##### Record excerpts #####

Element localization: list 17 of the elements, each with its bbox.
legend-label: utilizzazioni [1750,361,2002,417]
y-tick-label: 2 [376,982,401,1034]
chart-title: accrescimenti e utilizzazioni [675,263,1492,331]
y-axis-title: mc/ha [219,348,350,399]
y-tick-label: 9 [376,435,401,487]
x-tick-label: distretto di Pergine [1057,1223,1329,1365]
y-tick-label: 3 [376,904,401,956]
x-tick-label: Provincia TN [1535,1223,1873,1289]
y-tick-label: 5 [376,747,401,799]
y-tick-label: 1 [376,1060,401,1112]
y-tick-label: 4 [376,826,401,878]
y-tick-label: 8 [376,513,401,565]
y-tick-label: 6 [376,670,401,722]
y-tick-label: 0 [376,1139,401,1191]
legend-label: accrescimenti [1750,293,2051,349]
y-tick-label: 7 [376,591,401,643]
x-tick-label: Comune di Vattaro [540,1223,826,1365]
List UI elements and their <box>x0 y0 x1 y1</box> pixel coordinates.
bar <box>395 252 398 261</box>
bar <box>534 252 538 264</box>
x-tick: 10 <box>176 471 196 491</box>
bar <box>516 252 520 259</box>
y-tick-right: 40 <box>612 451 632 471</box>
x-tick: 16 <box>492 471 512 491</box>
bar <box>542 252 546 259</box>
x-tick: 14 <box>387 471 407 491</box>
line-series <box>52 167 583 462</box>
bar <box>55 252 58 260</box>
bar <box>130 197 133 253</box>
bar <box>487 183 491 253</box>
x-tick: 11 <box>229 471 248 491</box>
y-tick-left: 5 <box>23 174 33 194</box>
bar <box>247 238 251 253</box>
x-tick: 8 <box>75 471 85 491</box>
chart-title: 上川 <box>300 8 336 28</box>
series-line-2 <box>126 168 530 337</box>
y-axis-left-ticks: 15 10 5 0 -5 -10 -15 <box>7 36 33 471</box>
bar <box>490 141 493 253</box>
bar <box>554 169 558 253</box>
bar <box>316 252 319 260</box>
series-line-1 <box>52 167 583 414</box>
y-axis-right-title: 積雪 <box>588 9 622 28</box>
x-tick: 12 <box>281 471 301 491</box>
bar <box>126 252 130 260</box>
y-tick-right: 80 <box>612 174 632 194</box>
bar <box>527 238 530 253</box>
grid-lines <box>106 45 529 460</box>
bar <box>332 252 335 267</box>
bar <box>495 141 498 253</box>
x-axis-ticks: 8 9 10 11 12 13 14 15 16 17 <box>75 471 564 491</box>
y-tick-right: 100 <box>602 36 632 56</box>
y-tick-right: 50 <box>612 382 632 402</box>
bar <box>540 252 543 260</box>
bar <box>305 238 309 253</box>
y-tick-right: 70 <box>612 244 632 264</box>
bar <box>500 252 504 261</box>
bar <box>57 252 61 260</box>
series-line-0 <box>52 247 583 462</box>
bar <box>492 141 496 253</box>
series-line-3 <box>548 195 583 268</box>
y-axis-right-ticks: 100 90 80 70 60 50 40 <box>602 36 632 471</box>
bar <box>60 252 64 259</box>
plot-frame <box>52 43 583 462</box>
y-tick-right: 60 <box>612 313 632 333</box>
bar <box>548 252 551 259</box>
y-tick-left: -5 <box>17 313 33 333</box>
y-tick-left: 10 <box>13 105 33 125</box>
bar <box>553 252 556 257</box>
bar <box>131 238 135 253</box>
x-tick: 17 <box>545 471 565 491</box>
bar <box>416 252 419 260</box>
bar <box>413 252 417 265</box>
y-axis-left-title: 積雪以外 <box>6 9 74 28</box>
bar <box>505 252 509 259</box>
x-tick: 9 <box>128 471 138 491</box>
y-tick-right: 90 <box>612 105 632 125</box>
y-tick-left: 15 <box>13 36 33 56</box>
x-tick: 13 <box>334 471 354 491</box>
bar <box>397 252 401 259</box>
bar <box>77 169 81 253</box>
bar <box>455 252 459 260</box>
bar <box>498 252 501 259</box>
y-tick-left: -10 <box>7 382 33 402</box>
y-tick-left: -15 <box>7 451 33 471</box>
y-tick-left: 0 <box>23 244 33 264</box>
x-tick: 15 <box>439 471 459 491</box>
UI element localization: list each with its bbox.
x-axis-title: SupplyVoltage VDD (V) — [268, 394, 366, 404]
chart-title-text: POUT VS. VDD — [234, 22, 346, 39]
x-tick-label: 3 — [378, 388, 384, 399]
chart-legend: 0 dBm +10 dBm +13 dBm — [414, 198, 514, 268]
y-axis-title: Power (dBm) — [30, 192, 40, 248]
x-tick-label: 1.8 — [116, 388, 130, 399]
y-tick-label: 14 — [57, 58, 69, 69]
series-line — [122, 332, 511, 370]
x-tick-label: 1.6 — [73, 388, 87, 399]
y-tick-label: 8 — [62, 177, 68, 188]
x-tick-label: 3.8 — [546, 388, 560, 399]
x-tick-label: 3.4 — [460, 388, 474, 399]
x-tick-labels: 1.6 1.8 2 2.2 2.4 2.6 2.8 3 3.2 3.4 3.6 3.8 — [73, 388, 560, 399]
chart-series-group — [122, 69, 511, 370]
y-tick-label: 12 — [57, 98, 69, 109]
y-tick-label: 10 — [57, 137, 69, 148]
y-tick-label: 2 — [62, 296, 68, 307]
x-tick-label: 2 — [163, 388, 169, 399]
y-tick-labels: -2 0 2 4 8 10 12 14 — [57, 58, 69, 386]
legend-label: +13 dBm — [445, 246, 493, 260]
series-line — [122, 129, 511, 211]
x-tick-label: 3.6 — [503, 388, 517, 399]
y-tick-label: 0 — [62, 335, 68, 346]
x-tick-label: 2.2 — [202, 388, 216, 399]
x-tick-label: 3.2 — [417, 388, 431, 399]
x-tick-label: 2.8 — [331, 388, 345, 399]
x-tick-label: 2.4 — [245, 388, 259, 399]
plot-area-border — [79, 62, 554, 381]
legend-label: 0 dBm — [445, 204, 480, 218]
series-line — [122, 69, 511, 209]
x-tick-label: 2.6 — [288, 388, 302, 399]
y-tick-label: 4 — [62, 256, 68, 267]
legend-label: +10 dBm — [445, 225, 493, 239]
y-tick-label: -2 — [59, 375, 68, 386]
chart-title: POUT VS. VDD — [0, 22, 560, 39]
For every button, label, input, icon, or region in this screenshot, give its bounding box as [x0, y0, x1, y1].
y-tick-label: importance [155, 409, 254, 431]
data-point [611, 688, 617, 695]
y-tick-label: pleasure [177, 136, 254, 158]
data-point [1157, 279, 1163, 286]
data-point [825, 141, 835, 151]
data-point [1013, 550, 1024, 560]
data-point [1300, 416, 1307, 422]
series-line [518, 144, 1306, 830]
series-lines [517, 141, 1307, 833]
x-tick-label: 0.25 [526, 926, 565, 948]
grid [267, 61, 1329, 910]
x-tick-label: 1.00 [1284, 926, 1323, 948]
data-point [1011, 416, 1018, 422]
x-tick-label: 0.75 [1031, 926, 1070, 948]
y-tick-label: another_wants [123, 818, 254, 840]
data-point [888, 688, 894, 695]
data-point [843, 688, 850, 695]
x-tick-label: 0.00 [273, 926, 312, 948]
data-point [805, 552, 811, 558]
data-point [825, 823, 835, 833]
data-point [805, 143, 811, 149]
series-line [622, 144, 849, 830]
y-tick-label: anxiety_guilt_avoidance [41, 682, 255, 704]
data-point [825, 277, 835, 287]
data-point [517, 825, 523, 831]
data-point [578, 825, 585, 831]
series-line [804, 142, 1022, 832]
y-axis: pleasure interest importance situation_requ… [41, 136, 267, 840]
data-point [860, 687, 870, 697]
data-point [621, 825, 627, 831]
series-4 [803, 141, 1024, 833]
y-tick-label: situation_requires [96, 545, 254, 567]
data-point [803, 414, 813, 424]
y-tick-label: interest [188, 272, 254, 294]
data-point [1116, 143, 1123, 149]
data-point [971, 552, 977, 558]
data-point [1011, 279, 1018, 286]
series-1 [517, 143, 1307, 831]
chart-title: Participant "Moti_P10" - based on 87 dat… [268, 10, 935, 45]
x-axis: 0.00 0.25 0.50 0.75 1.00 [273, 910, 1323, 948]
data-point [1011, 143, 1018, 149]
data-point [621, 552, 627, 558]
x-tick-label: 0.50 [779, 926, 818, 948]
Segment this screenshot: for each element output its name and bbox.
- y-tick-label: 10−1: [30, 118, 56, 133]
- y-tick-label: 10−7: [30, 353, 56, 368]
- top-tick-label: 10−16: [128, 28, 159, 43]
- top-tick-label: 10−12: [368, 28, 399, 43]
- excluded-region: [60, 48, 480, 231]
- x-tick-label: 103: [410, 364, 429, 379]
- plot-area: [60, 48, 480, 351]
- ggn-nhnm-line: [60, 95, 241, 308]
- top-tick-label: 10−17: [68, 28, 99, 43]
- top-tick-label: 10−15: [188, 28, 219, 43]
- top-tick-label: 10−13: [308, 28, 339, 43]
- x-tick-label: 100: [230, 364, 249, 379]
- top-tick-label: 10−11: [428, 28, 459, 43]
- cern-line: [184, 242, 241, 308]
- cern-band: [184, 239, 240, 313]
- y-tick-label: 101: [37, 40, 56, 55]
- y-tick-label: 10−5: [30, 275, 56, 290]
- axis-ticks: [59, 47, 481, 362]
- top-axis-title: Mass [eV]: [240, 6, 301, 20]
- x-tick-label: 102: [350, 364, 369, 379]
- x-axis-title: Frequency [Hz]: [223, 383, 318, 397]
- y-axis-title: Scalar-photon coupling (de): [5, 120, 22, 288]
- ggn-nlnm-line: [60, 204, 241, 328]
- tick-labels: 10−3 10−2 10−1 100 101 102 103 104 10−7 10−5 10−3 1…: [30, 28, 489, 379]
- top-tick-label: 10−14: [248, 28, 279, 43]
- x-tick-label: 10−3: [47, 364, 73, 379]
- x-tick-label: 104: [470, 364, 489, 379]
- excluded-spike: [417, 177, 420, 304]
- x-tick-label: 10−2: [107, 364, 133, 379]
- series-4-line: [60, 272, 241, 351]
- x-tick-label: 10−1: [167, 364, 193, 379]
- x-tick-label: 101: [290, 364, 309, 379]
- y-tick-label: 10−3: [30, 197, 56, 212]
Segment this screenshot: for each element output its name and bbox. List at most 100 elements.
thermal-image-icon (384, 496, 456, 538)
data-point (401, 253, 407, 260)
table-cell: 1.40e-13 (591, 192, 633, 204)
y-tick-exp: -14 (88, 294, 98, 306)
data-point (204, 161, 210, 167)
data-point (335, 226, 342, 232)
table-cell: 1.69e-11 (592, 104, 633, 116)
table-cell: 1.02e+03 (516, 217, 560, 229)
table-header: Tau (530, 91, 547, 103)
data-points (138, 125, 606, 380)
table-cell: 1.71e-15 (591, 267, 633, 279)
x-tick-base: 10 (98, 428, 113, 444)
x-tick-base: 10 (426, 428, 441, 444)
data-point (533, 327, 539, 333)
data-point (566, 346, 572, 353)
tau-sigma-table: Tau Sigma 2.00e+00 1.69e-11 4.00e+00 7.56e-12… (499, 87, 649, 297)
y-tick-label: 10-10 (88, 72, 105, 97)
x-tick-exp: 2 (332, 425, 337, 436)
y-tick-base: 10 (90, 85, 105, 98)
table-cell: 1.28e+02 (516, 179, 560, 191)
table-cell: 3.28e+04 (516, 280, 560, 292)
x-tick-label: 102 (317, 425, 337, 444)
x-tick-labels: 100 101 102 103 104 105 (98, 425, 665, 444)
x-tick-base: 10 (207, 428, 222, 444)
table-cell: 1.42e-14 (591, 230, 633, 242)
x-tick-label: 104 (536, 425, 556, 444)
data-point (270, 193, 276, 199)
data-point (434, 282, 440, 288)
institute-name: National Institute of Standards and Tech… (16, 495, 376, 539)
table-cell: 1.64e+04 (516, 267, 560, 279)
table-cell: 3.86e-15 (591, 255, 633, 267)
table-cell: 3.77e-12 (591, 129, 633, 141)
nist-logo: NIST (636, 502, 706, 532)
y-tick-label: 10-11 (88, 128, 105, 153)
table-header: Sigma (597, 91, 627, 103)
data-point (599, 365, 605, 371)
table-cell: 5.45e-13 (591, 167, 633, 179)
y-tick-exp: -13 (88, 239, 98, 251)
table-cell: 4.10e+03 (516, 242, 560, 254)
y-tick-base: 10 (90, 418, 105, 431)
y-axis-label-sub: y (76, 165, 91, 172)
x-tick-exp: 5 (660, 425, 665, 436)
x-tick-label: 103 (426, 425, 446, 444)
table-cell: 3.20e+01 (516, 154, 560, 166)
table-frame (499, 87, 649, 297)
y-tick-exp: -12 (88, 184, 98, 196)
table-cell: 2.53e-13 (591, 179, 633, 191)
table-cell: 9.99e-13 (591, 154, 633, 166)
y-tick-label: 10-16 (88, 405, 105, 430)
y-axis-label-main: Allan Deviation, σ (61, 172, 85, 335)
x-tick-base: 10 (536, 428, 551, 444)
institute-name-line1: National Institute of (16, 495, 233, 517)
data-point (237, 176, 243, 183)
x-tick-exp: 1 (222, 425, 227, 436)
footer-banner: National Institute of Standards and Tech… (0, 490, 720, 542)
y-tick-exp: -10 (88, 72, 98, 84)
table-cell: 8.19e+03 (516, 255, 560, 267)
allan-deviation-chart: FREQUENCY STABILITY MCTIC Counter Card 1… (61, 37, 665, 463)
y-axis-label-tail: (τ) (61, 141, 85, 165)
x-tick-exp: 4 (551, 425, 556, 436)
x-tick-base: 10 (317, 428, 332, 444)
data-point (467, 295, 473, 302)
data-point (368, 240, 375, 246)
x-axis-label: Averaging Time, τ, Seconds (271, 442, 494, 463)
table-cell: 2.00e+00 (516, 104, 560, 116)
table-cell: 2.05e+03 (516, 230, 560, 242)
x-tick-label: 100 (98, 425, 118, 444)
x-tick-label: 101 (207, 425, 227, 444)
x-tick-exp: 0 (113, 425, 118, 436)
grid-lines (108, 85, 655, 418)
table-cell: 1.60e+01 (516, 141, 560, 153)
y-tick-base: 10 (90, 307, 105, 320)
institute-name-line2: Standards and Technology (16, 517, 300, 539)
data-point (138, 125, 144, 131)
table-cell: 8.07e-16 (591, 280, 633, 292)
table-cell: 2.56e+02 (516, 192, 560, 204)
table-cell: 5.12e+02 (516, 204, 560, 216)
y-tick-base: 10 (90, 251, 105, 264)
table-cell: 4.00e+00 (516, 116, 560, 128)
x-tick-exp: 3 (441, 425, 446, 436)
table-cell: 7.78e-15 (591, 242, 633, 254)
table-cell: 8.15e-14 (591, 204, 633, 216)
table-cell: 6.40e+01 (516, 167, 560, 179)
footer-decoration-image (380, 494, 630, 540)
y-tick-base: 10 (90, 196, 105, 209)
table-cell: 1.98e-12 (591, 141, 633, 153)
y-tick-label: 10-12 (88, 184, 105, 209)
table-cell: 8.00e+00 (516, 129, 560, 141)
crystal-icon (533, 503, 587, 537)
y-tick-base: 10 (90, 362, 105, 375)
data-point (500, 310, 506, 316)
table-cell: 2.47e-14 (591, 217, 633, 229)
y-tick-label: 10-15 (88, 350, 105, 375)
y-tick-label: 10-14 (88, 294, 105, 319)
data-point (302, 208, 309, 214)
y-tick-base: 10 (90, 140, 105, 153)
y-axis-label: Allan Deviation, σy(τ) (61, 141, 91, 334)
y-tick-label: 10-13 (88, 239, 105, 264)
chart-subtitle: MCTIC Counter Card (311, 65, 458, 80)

#####

*Problem description*: Reproduce verbatim everything in the rows above, from the first line down to and including the line that contains "y-tick-right: 100 <box>602 36 632 56</box>".

*Solution to the exercise*:
Element localization: list 17 of the elements, each with its bbox.
legend-label: utilizzazioni [1750,361,2002,417]
y-tick-label: 2 [376,982,401,1034]
chart-title: accrescimenti e utilizzazioni [675,263,1492,331]
y-axis-title: mc/ha [219,348,350,399]
y-tick-label: 9 [376,435,401,487]
x-tick-label: distretto di Pergine [1057,1223,1329,1365]
y-tick-label: 3 [376,904,401,956]
x-tick-label: Provincia TN [1535,1223,1873,1289]
y-tick-label: 5 [376,747,401,799]
y-tick-label: 1 [376,1060,401,1112]
y-tick-label: 4 [376,826,401,878]
y-tick-label: 8 [376,513,401,565]
y-tick-label: 6 [376,670,401,722]
y-tick-label: 0 [376,1139,401,1191]
legend-label: accrescimenti [1750,293,2051,349]
y-tick-label: 7 [376,591,401,643]
x-tick-label: Comune di Vattaro [540,1223,826,1365]
List UI elements and their <box>x0 y0 x1 y1</box> pixel coordinates.
bar <box>395 252 398 261</box>
bar <box>534 252 538 264</box>
x-tick: 10 <box>176 471 196 491</box>
bar <box>516 252 520 259</box>
y-tick-right: 40 <box>612 451 632 471</box>
x-tick: 16 <box>492 471 512 491</box>
bar <box>542 252 546 259</box>
x-tick: 14 <box>387 471 407 491</box>
line-series <box>52 167 583 462</box>
bar <box>55 252 58 260</box>
bar <box>130 197 133 253</box>
bar <box>487 183 491 253</box>
x-tick: 11 <box>229 471 248 491</box>
y-tick-left: 5 <box>23 174 33 194</box>
bar <box>247 238 251 253</box>
x-tick: 8 <box>75 471 85 491</box>
chart-title: 上川 <box>300 8 336 28</box>
series-line-2 <box>126 168 530 337</box>
y-axis-left-ticks: 15 10 5 0 -5 -10 -15 <box>7 36 33 471</box>
bar <box>490 141 493 253</box>
bar <box>554 169 558 253</box>
bar <box>316 252 319 260</box>
series-line-1 <box>52 167 583 414</box>
y-axis-right-title: 積雪 <box>588 9 622 28</box>
x-tick: 12 <box>281 471 301 491</box>
bar <box>126 252 130 260</box>
y-tick-right: 80 <box>612 174 632 194</box>
bar <box>527 238 530 253</box>
grid-lines <box>106 45 529 460</box>
bar <box>332 252 335 267</box>
bar <box>495 141 498 253</box>
x-axis-ticks: 8 9 10 11 12 13 14 15 16 17 <box>75 471 564 491</box>
y-tick-right: 100 <box>602 36 632 56</box>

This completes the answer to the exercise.